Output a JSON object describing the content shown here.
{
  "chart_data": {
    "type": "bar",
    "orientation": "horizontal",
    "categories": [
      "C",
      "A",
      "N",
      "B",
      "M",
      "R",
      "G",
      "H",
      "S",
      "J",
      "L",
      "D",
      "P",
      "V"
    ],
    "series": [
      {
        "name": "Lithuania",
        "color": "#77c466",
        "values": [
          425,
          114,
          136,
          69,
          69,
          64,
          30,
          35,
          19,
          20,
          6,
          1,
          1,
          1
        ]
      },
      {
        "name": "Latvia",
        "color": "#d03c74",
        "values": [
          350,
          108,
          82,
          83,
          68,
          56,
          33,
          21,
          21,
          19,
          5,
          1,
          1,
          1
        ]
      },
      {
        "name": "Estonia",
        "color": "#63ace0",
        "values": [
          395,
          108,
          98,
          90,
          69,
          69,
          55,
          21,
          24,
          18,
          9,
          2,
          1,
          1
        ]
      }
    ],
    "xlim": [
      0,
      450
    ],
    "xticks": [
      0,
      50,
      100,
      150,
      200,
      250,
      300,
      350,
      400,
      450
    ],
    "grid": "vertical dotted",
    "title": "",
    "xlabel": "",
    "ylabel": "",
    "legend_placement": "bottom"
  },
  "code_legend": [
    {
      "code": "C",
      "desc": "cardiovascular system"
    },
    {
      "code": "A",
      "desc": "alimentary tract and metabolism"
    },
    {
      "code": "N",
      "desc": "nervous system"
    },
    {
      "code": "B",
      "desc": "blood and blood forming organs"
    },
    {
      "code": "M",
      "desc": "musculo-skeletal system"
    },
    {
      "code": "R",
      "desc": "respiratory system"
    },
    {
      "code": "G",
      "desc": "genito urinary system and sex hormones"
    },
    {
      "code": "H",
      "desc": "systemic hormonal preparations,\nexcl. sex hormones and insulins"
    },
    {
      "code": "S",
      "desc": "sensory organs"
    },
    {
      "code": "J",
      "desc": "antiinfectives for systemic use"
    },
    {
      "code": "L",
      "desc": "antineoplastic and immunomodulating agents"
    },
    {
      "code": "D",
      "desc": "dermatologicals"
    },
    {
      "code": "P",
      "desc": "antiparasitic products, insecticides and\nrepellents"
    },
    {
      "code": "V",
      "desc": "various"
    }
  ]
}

━━━━━━━━━━━━━━━━━━━━

* _AIM OF THE TASK_:
Return a copy of every line that includes the word "organs".

* _WRITTEN SOLUTION_:
      "desc": "blood and blood forming organs"
      "desc": "sensory organs"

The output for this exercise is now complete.